(Collection entries)
┄┄┄┄┄┄┄┄┄┄
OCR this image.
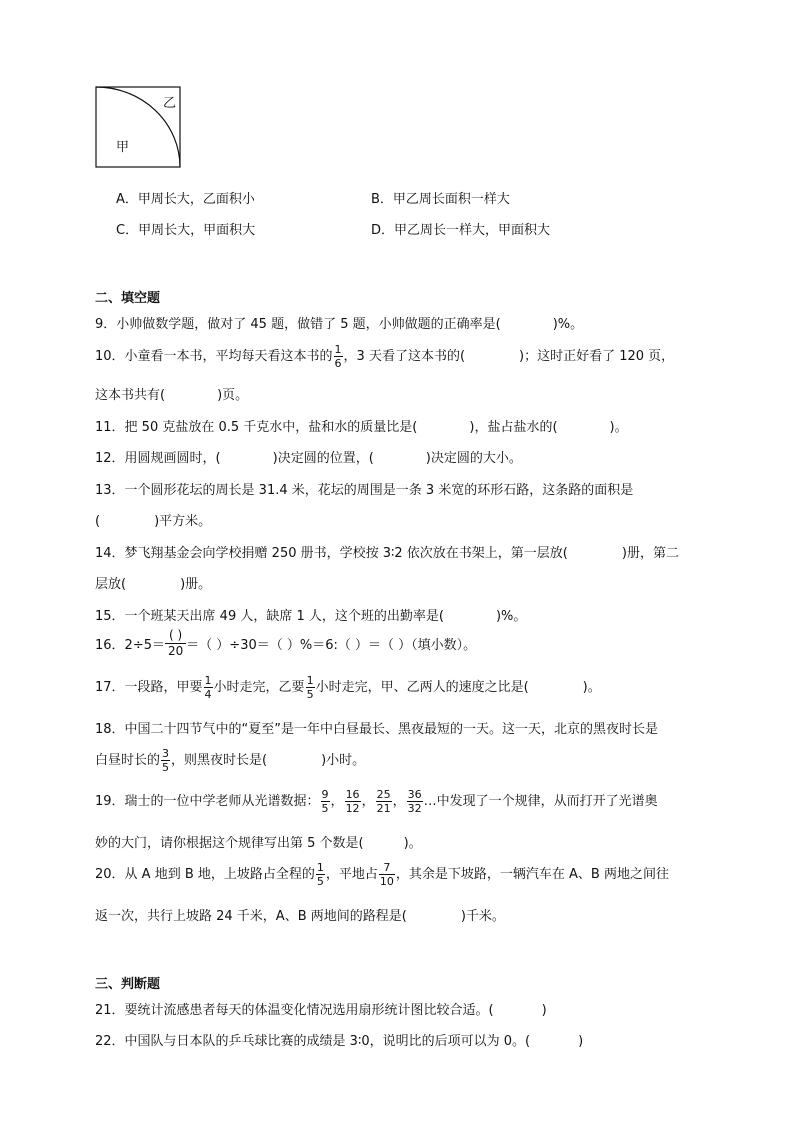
乙
甲
A．甲周长大，乙面积小	B．甲乙周长面积一样大
C．甲周长大，甲面积大	D．甲乙周长一样大，甲面积大
二、填空题
9．小帅做数学题，做对了 45 题，做错了 5 题，小帅做题的正确率是(	)%。
10．小童看一本书，平均每天看这本书的 $\frac{1}{6}$ ，3 天看了这本书的(	)；这时正好看了 120 页，
这本书共有(	)页。
11．把 50 克盐放在 0.5 千克水中，盐和水的质量比是(	)，盐占盐水的(	)。
12．用圆规画圆时，(	)决定圆的位置，(	)决定圆的大小。
13．一个圆形花坛的周长是 31.4 米，花坛的周围是一条 3 米宽的环形石路，这条路的面积是
(	)平方米。
14．梦飞翔基金会向学校捐赠 250 册书，学校按 3∶2 依次放在书架上，第一层放(	)册，第二
层放(	)册。
15．一个班某天出席 49 人，缺席 1 人，这个班的出勤率是(	)%。
16．$2\div 5= \frac{( )}{20}=$（ ）÷30＝（ ）%＝6:（ ）＝（ ）（填小数）。
17．一段路，甲要 $\frac{1}{4}$ 小时走完，乙要 $\frac{1}{5}$ 小时走完，甲、乙两人的速度之比是(	)。
18．中国二十四节气中的“夏至”是一年中白昼最长、黑夜最短的一天。这一天，北京的黑夜时长是
白昼时长的 $\frac{3}{5}$ ，则黑夜时长是(	)小时。
19．瑞士的一位中学老师从光谱数据： $\frac{9}{5}$ ， $\frac{16}{12}$ ， $\frac{25}{21}$ ， $\frac{36}{32}$ …中发现了一个规律，从而打开了光谱奥
妙的大门，请你根据这个规律写出第 5 个数是(	)。
20．从 A 地到 B 地，上坡路占全程的 $\frac{1}{5}$ ，平地占 $\frac{7}{10}$ ，其余是下坡路，一辆汽车在 A、B 两地之间往
返一次，共行上坡路 24 千米，A、B 两地间的路程是(	)千米。
三、判断题
21．要统计流感患者每天的体温变化情况选用扇形统计图比较合适。(	)
22．中国队与日本队的乒乓球比赛的成绩是 3∶0，说明比的后项可以为 0。(	)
┄┄┄┄┄┄┄┄┄┄
**YOUR OBJECTIVE:** Print the records word for word and exclude any picture they hold.

**OUTPUT OF THE EXERCISE:**
OCR this image.
乙
甲
A．甲周长大，乙面积小	B．甲乙周长面积一样大
C．甲周长大，甲面积大	D．甲乙周长一样大，甲面积大
二、填空题
9．小帅做数学题，做对了 45 题，做错了 5 题，小帅做题的正确率是(	)%。
10．小童看一本书，平均每天看这本书的 $\frac{1}{6}$ ，3 天看了这本书的(	)；这时正好看了 120 页，
这本书共有(	)页。
11．把 50 克盐放在 0.5 千克水中，盐和水的质量比是(	)，盐占盐水的(	)。
12．用圆规画圆时，(	)决定圆的位置，(	)决定圆的大小。
13．一个圆形花坛的周长是 31.4 米，花坛的周围是一条 3 米宽的环形石路，这条路的面积是
(	)平方米。
14．梦飞翔基金会向学校捐赠 250 册书，学校按 3∶2 依次放在书架上，第一层放(	)册，第二
层放(	)册。
15．一个班某天出席 49 人，缺席 1 人，这个班的出勤率是(	)%。
16．$2\div 5= \frac{( )}{20}=$（ ）÷30＝（ ）%＝6:（ ）＝（ ）（填小数）。
17．一段路，甲要 $\frac{1}{4}$ 小时走完，乙要 $\frac{1}{5}$ 小时走完，甲、乙两人的速度之比是(	)。
18．中国二十四节气中的“夏至”是一年中白昼最长、黑夜最短的一天。这一天，北京的黑夜时长是
白昼时长的 $\frac{3}{5}$ ，则黑夜时长是(	)小时。
19．瑞士的一位中学老师从光谱数据： $\frac{9}{5}$ ， $\frac{16}{12}$ ， $\frac{25}{21}$ ， $\frac{36}{32}$ …中发现了一个规律，从而打开了光谱奥
妙的大门，请你根据这个规律写出第 5 个数是(	)。
20．从 A 地到 B 地，上坡路占全程的 $\frac{1}{5}$ ，平地占 $\frac{7}{10}$ ，其余是下坡路，一辆汽车在 A、B 两地之间往
返一次，共行上坡路 24 千米，A、B 两地间的路程是(	)千米。
三、判断题
21．要统计流感患者每天的体温变化情况选用扇形统计图比较合适。(	)
22．中国队与日本队的乒乓球比赛的成绩是 3∶0，说明比的后项可以为 0。(	)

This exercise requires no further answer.